* Exercise goal:
Reproduce the full listing that appears beneath this instruction exactly.
── Supplied material
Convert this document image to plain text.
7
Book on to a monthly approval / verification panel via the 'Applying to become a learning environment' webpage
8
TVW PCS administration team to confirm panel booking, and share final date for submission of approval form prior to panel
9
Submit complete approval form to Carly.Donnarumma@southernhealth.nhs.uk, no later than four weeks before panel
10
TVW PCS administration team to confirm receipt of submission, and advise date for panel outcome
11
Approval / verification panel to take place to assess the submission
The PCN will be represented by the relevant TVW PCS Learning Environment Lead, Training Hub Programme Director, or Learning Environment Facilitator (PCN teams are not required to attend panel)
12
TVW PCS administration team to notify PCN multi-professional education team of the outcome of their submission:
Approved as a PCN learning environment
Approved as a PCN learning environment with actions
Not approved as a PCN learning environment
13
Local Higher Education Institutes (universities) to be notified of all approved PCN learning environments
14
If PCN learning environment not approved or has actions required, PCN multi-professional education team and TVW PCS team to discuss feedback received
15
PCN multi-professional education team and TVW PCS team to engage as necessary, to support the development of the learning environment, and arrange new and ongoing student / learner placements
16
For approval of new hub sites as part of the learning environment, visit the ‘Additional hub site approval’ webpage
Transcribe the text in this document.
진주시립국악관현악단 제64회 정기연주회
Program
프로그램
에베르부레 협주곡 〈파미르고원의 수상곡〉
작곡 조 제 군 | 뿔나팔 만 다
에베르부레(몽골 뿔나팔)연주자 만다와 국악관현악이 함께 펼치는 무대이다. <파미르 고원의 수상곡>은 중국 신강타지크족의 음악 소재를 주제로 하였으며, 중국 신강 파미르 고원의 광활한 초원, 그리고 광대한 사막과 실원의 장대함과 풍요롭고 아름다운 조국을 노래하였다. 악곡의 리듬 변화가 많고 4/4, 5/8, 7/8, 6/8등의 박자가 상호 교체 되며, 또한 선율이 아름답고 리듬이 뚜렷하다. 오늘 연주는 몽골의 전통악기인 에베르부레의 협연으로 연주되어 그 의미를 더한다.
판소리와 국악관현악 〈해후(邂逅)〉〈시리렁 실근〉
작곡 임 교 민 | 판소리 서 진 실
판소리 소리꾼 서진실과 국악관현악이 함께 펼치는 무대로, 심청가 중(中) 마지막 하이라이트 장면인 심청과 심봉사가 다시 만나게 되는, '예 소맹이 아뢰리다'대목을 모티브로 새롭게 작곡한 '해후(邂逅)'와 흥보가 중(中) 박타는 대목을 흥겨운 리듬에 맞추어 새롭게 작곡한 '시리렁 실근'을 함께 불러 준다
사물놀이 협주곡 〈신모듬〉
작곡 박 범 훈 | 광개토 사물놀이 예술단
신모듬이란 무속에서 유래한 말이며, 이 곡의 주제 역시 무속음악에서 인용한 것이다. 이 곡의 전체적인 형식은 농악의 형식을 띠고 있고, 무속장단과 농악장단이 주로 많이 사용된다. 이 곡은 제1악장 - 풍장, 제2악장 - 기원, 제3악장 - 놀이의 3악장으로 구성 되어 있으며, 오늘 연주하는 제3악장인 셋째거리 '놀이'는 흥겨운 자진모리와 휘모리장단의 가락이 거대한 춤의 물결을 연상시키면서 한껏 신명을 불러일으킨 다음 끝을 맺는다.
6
────
* Response to the exercise:
Convert this document image to plain text.
7
Book on to a monthly approval / verification panel via the 'Applying to become a learning environment' webpage
8
TVW PCS administration team to confirm panel booking, and share final date for submission of approval form prior to panel
9
Submit complete approval form to Carly.Donnarumma@southernhealth.nhs.uk, no later than four weeks before panel
10
TVW PCS administration team to confirm receipt of submission, and advise date for panel outcome
11
Approval / verification panel to take place to assess the submission
The PCN will be represented by the relevant TVW PCS Learning Environment Lead, Training Hub Programme Director, or Learning Environment Facilitator (PCN teams are not required to attend panel)
12
TVW PCS administration team to notify PCN multi-professional education team of the outcome of their submission:
Approved as a PCN learning environment
Approved as a PCN learning environment with actions
Not approved as a PCN learning environment
13
Local Higher Education Institutes (universities) to be notified of all approved PCN learning environments
14
If PCN learning environment not approved or has actions required, PCN multi-professional education team and TVW PCS team to discuss feedback received
15
PCN multi-professional education team and TVW PCS team to engage as necessary, to support the development of the learning environment, and arrange new and ongoing student / learner placements
16
For approval of new hub sites as part of the learning environment, visit the ‘Additional hub site approval’ webpage
Transcribe the text in this document.
진주시립국악관현악단 제64회 정기연주회
Program
프로그램
에베르부레 협주곡 〈파미르고원의 수상곡〉
작곡 조 제 군 | 뿔나팔 만 다
에베르부레(몽골 뿔나팔)연주자 만다와 국악관현악이 함께 펼치는 무대이다. <파미르 고원의 수상곡>은 중국 신강타지크족의 음악 소재를 주제로 하였으며, 중국 신강 파미르 고원의 광활한 초원, 그리고 광대한 사막과 실원의 장대함과 풍요롭고 아름다운 조국을 노래하였다. 악곡의 리듬 변화가 많고 4/4, 5/8, 7/8, 6/8등의 박자가 상호 교체 되며, 또한 선율이 아름답고 리듬이 뚜렷하다. 오늘 연주는 몽골의 전통악기인 에베르부레의 협연으로 연주되어 그 의미를 더한다.
판소리와 국악관현악 〈해후(邂逅)〉〈시리렁 실근〉
작곡 임 교 민 | 판소리 서 진 실
판소리 소리꾼 서진실과 국악관현악이 함께 펼치는 무대로, 심청가 중(中) 마지막 하이라이트 장면인 심청과 심봉사가 다시 만나게 되는, '예 소맹이 아뢰리다'대목을 모티브로 새롭게 작곡한 '해후(邂逅)'와 흥보가 중(中) 박타는 대목을 흥겨운 리듬에 맞추어 새롭게 작곡한 '시리렁 실근'을 함께 불러 준다
사물놀이 협주곡 〈신모듬〉
작곡 박 범 훈 | 광개토 사물놀이 예술단
신모듬이란 무속에서 유래한 말이며, 이 곡의 주제 역시 무속음악에서 인용한 것이다. 이 곡의 전체적인 형식은 농악의 형식을 띠고 있고, 무속장단과 농악장단이 주로 많이 사용된다. 이 곡은 제1악장 - 풍장, 제2악장 - 기원, 제3악장 - 놀이의 3악장으로 구성 되어 있으며, 오늘 연주하는 제3악장인 셋째거리 '놀이'는 흥겨운 자진모리와 휘모리장단의 가락이 거대한 춤의 물결을 연상시키면서 한껏 신명을 불러일으킨 다음 끝을 맺는다.
6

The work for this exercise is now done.